__PROBLEM DESCRIPTION__
Filter the entries below, keeping only lines with the word "cookies".

Stored entries:
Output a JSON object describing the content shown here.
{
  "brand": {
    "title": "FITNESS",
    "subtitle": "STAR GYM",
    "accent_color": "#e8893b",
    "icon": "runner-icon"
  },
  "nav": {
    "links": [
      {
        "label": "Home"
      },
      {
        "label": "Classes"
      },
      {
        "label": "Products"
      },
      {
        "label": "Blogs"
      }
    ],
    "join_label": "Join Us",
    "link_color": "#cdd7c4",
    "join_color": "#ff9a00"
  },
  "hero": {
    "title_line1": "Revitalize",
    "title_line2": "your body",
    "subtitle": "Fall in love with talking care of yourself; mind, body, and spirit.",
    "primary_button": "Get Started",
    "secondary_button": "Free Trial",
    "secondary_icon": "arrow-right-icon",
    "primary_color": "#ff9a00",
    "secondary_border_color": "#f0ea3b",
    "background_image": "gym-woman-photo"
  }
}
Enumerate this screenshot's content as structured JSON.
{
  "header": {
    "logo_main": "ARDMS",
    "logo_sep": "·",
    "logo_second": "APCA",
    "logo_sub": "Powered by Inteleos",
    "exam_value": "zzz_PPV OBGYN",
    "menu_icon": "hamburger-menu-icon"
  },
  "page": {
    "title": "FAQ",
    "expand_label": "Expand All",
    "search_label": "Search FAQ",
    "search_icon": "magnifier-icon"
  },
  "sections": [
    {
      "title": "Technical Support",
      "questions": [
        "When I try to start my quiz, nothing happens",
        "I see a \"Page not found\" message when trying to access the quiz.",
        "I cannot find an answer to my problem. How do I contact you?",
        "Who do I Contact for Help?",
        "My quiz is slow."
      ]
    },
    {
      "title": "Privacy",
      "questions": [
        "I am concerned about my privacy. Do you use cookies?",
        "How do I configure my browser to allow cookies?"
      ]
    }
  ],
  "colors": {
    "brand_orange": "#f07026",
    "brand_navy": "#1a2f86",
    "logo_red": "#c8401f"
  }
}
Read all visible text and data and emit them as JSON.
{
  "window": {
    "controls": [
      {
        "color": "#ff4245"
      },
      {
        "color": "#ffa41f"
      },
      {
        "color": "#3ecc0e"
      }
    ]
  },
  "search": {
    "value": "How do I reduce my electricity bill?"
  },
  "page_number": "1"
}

__TASK RESPONSE__
        "I am concerned about my privacy. Do you use cookies?",
        "How do I configure my browser to allow cookies?"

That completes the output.